DIRECTIONS: Do any lines in the data below contain "Hand"? If so, copy every one of them.

INFORMATION GIVEN:
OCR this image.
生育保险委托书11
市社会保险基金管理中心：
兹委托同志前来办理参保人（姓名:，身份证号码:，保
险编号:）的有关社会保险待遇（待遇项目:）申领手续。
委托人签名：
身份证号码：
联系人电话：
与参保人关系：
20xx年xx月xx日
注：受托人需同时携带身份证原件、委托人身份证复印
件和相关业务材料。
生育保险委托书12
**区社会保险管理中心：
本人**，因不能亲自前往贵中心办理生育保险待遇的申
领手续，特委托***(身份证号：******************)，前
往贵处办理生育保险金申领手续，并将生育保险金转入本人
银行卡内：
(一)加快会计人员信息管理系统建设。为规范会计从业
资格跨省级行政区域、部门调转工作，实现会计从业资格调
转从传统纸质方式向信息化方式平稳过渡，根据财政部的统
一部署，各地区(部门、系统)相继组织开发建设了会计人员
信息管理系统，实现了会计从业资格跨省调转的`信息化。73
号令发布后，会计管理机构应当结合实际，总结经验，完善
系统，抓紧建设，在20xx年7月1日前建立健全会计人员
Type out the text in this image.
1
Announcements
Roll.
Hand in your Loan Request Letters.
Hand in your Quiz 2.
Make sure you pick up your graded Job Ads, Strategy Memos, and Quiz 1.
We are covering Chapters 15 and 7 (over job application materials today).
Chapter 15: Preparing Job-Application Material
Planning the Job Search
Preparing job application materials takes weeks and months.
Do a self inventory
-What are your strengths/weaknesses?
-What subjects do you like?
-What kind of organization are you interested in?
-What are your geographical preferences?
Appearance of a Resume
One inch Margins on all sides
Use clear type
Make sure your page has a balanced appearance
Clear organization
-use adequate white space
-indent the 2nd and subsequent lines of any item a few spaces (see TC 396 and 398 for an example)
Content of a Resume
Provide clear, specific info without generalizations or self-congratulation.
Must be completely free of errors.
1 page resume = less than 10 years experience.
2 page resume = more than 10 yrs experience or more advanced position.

OUTPUT FOR THIS EXERCISE:
Hand in your Loan Request Letters.
Hand in your Quiz 2.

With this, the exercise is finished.